▸ PASSAGE TO READ
— begin —

As a popular-song composer, Burt Bacharach (1928-2023) is unique. It’s not that he alone among many peers is grounded in classical composition. Yes, he did study with Darius Milhaud and was known to cite George Gershwin and Richard Rodgers as important predecessors along those lines. But that’s not what distinguishes him. It’s something else entirely.
What sets Bacharach apart is that his songs—most of the best-known written with lyricist Hal David, and what a reliably brilliant team they were—are marked by a melodic groove, a lilt that almost always says on first hearing, “Burt Bacharach, of course, who else could it be?”
To celebrate that swoony-commercially-commercially swoony achievement, a gang of Bacharach advocates have created and produced Going Bacharach: The Songs of an Icon. Conceived by Jack Lewin (remember his successful three-person valentine Our Sinatra?), they include such stalwarts as Will Friedwald and Tedd Firth.

— end —

▸ TASK A
Print, without any change, the lines of the listing below from the line with "list-item[interactable]: 1 澳大利亚" to the line with "list-item-bar-track xyxy=(846,239,926,249)", including both of those lines.

▸ TASK INPUTS
— begin —

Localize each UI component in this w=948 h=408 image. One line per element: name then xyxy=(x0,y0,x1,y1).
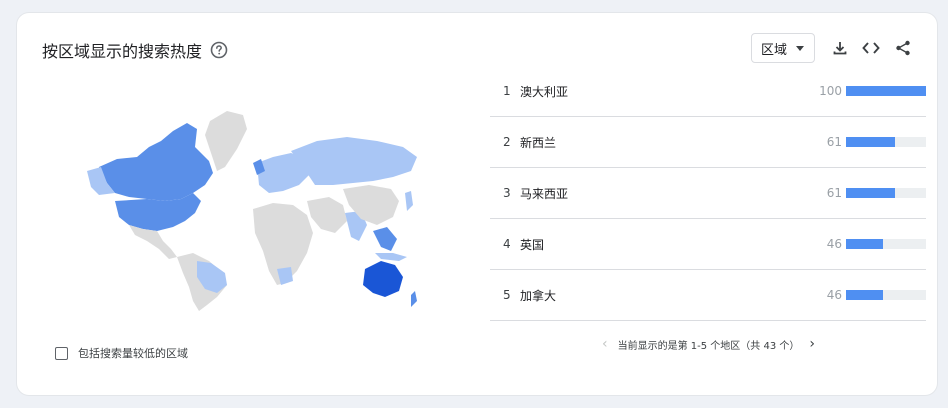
list-item[interactable]: 1 澳大利亚 100 xyxy=(490,66,926,117)
interest-by-region-card: 按区域显示的搜索热度 区域 包括搜索量较低的区域 1 澳大利亚 100 2 新西… xyxy=(17,13,937,395)
download-icon[interactable] xyxy=(829,37,851,59)
dropdown-caret-icon xyxy=(796,46,804,51)
list-item-bar-track xyxy=(846,239,926,249)
map-region-greenland xyxy=(205,111,247,171)
embed-code-icon[interactable] xyxy=(860,37,882,59)
list-item-name[interactable]: 加拿大 xyxy=(520,287,556,304)
list-item-score: 61 xyxy=(826,186,842,200)
help-icon[interactable] xyxy=(210,41,228,59)
list-item-bar xyxy=(846,137,895,147)
list-item-rank: 5 xyxy=(503,288,511,302)
list-item-name[interactable]: 马来西亚 xyxy=(520,185,568,202)
list-item-bar xyxy=(846,86,926,96)
list-item-name[interactable]: 澳大利亚 xyxy=(520,83,568,100)
card-title: 按区域显示的搜索热度 xyxy=(42,38,228,62)
pagination-label: 当前显示的是第 1-5 个地区（共 43 个） xyxy=(617,340,800,352)
list-item-score: 61 xyxy=(826,135,842,149)
list-item-bar-track xyxy=(846,290,926,300)
chevron-right-icon[interactable]: › xyxy=(809,336,815,352)
map-region-canada xyxy=(99,123,213,201)
map-region-middle-east xyxy=(307,197,347,233)
pagination: ‹ 当前显示的是第 1-5 个地区（共 43 个） › xyxy=(602,336,815,352)
chevron-left-icon[interactable]: ‹ xyxy=(602,336,608,352)
list-item-score: 100 xyxy=(819,84,842,98)
list-item-rank: 2 xyxy=(503,135,511,149)
region-ranking-list: 1 澳大利亚 100 2 新西兰 61 3 马来西亚 61 4 英国 46 5 … xyxy=(490,66,926,321)
list-item-bar xyxy=(846,188,895,198)
map-region-australia xyxy=(363,261,403,297)
list-item-bar xyxy=(846,239,883,249)
region-dropdown-value: 区域 xyxy=(761,42,788,58)
map-region-new-zealand xyxy=(411,291,417,307)
map-region-russia xyxy=(291,137,417,185)
list-item[interactable]: 4 英国 46 xyxy=(490,219,926,270)
region-dropdown[interactable]: 区域 xyxy=(751,33,815,63)
low-volume-checkbox-label: 包括搜索量较低的区域 xyxy=(78,347,188,360)
list-item[interactable]: 5 加拿大 46 xyxy=(490,270,926,321)
list-item-rank: 3 xyxy=(503,186,511,200)
card-title-text: 按区域显示的搜索热度 xyxy=(42,42,203,61)
map-region-japan xyxy=(405,191,413,211)
list-item[interactable]: 3 马来西亚 61 xyxy=(490,168,926,219)
list-item-bar-track xyxy=(846,188,926,198)
list-item-name[interactable]: 新西兰 xyxy=(520,134,556,151)
world-map xyxy=(87,111,417,311)
list-item-name[interactable]: 英国 xyxy=(520,236,544,253)
list-item-bar-track xyxy=(846,137,926,147)
low-volume-checkbox-row[interactable]: 包括搜索量较低的区域 xyxy=(55,345,188,361)
list-item-score: 46 xyxy=(826,237,842,251)
map-region-southeast-asia xyxy=(373,227,397,251)
list-item-bar xyxy=(846,290,883,300)
share-icon[interactable] xyxy=(892,37,914,59)
list-item-rank: 1 xyxy=(503,84,511,98)
low-volume-checkbox[interactable] xyxy=(55,346,68,360)
list-item-rank: 4 xyxy=(503,237,511,251)
list-item-score: 46 xyxy=(826,288,842,302)
list-item[interactable]: 2 新西兰 61 xyxy=(490,117,926,168)
map-region-indonesia xyxy=(375,253,407,261)
list-item-bar-track xyxy=(846,86,926,96)
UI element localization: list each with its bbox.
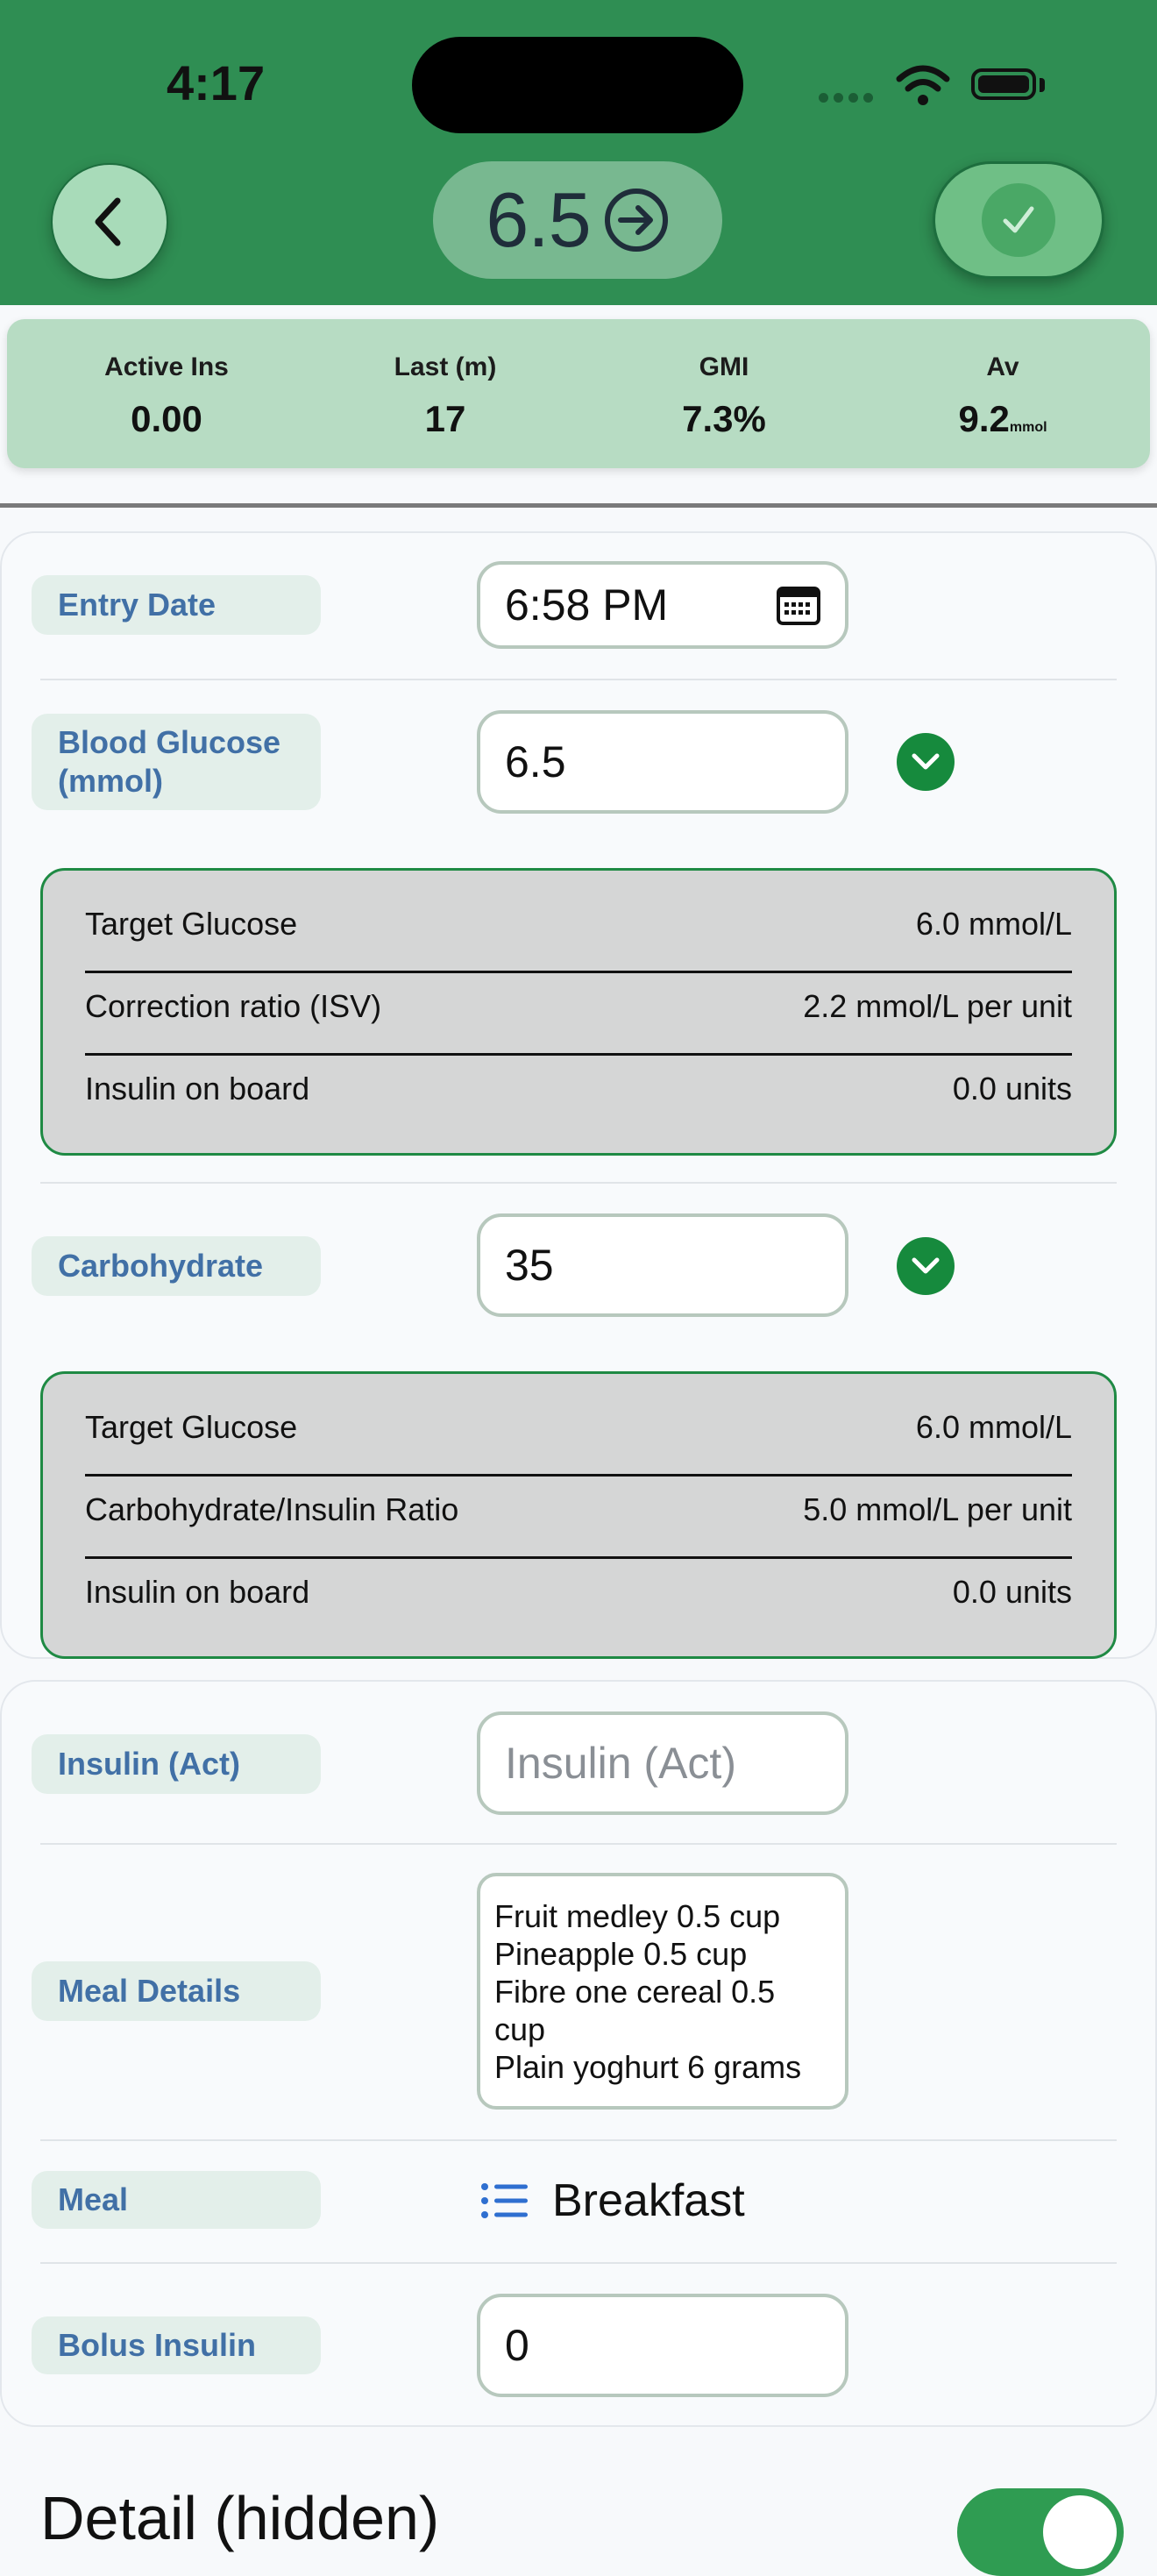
glucose-title-button[interactable]: 6.5 xyxy=(433,161,722,279)
stat-unit: mmol xyxy=(1009,420,1047,435)
back-button[interactable] xyxy=(51,163,168,281)
confirm-inner xyxy=(982,183,1055,257)
meal-details-line: Fruit medley 0.5 cup xyxy=(494,1898,781,1934)
details-label: Correction ratio (ISV) xyxy=(85,988,382,1024)
wifi-icon xyxy=(896,65,950,105)
battery-nub xyxy=(1040,78,1045,92)
details-value: 0.0 units xyxy=(952,1071,1072,1107)
details-row: Carbohydrate/Insulin Ratio 5.0 mmol/L pe… xyxy=(85,1469,1072,1551)
entry-date-label: Entry Date xyxy=(32,575,321,635)
stat-average-value: 9.2 xyxy=(958,398,1010,439)
arrow-right-circle-icon xyxy=(604,189,668,252)
meal-details-line: cup xyxy=(494,2011,546,2047)
stat-value: 0.00 xyxy=(131,398,202,439)
carbohydrate-details-panel: Target Glucose 6.0 mmol/L Carbohydrate/I… xyxy=(40,1371,1117,1659)
battery-icon xyxy=(971,68,1036,100)
chevron-left-icon xyxy=(95,197,121,246)
row-separator xyxy=(40,679,1117,680)
details-row: Insulin on board 0.0 units xyxy=(85,1551,1072,1633)
details-value: 5.0 mmol/L per unit xyxy=(803,1491,1072,1527)
glucose-details-panel: Target Glucose 6.0 mmol/L Correction rat… xyxy=(40,868,1117,1156)
status-time: 4:17 xyxy=(167,55,266,110)
details-label: Insulin on board xyxy=(85,1574,310,1610)
meal-selector[interactable]: Breakfast xyxy=(480,2174,745,2227)
details-value: 6.0 mmol/L xyxy=(915,1409,1072,1445)
stat-label: GMI xyxy=(699,352,749,381)
row-separator xyxy=(40,2262,1117,2264)
stat-active-insulin: Active Ins 0.00 xyxy=(61,352,272,440)
meal-details-textarea[interactable]: Fruit medley 0.5 cup Pineapple 0.5 cup F… xyxy=(477,1873,848,2110)
meal-details-label: Meal Details xyxy=(32,1961,321,2021)
list-icon xyxy=(481,2183,528,2218)
carbohydrate-input[interactable]: 35 xyxy=(477,1213,848,1317)
stats-bar: Active Ins 0.00 Last (m) 17 GMI 7.3% Av … xyxy=(7,319,1150,468)
details-label: Target Glucose xyxy=(85,1409,298,1445)
stat-label: Active Ins xyxy=(104,352,229,381)
details-label: Carbohydrate/Insulin Ratio xyxy=(85,1491,459,1527)
insulin-act-input[interactable]: Insulin (Act) xyxy=(477,1711,848,1815)
details-row: Target Glucose 6.0 mmol/L xyxy=(85,883,1072,965)
toggle-knob xyxy=(1043,2495,1117,2569)
chevron-down-icon xyxy=(912,1257,940,1274)
details-value: 6.0 mmol/L xyxy=(915,906,1072,942)
blood-glucose-toggle[interactable] xyxy=(897,733,955,791)
meal-details-line: Plain yoghurt 6 grams xyxy=(494,2049,802,2085)
details-value: 0.0 units xyxy=(952,1574,1072,1610)
title-value: 6.5 xyxy=(486,176,591,263)
dynamic-island xyxy=(412,37,743,133)
checkmark-icon xyxy=(1003,206,1034,233)
details-row: Target Glucose 6.0 mmol/L xyxy=(85,1386,1072,1469)
stat-last-minutes: Last (m) 17 xyxy=(340,352,550,440)
insulin-act-placeholder: Insulin (Act) xyxy=(505,1739,736,1788)
details-value: 2.2 mmol/L per unit xyxy=(803,988,1072,1024)
cellular-signal-icon xyxy=(819,91,878,107)
chevron-down-icon xyxy=(912,753,940,770)
row-separator xyxy=(40,2139,1117,2141)
insulin-act-label: Insulin (Act) xyxy=(32,1734,321,1794)
meal-value: Breakfast xyxy=(552,2175,745,2226)
row-separator xyxy=(40,1182,1117,1184)
stat-gmi: GMI 7.3% xyxy=(619,352,829,440)
bolus-insulin-input[interactable]: 0 xyxy=(477,2294,848,2397)
stat-label: Av xyxy=(986,352,1019,381)
details-row: Insulin on board 0.0 units xyxy=(85,1048,1072,1130)
stat-label: Last (m) xyxy=(394,352,497,381)
detail-toggle[interactable] xyxy=(957,2488,1124,2576)
details-label: Target Glucose xyxy=(85,906,298,942)
stat-average: Av 9.2mmol xyxy=(898,352,1108,440)
meal-details-line: Pineapple 0.5 cup xyxy=(494,1936,748,1972)
stat-value: 17 xyxy=(424,398,466,439)
meal-label: Meal xyxy=(32,2171,321,2229)
blood-glucose-label: Blood Glucose (mmol) xyxy=(32,714,321,810)
section-divider xyxy=(0,503,1157,508)
bolus-insulin-label: Bolus Insulin xyxy=(32,2316,321,2374)
entry-date-picker[interactable]: 6:58 PM xyxy=(477,561,848,649)
carbohydrate-toggle[interactable] xyxy=(897,1237,955,1295)
meal-details-line: Fibre one cereal 0.5 xyxy=(494,1974,776,2010)
detail-section-label: Detail (hidden) xyxy=(40,2484,440,2552)
details-label: Insulin on board xyxy=(85,1071,310,1107)
stat-value: 7.3% xyxy=(682,398,766,439)
confirm-button[interactable] xyxy=(933,161,1104,279)
details-row: Correction ratio (ISV) 2.2 mmol/L per un… xyxy=(85,965,1072,1048)
entry-date-value: 6:58 PM xyxy=(505,580,669,630)
stat-value: 9.2mmol xyxy=(898,398,1108,440)
row-separator xyxy=(40,1843,1117,1845)
carbohydrate-label: Carbohydrate xyxy=(32,1236,321,1296)
blood-glucose-input[interactable]: 6.5 xyxy=(477,710,848,814)
calendar-icon xyxy=(777,587,820,625)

— end —

▸ TASK B
Output the passage about Burt Bacharach word for word from "As a popular-song" to "something else entirely.".

▸ FINISHED ANSWER A
list-item[interactable]: 1 澳大利亚 100 xyxy=(490,66,926,117)
interest-by-region-card: 按区域显示的搜索热度 区域 包括搜索量较低的区域 1 澳大利亚 100 2 新西… xyxy=(17,13,937,395)
download-icon[interactable] xyxy=(829,37,851,59)
dropdown-caret-icon xyxy=(796,46,804,51)
list-item-bar-track xyxy=(846,239,926,249)

▸ FINISHED ANSWER B
As a popular-song composer, Burt Bacharach (1928-2023) is unique. It’s not that he alone among many peers is grounded in classical composition. Yes, he did study with Darius Milhaud and was known to cite George Gershwin and Richard Rodgers as important predecessors along those lines. But that’s not what distinguishes him. It’s something else entirely.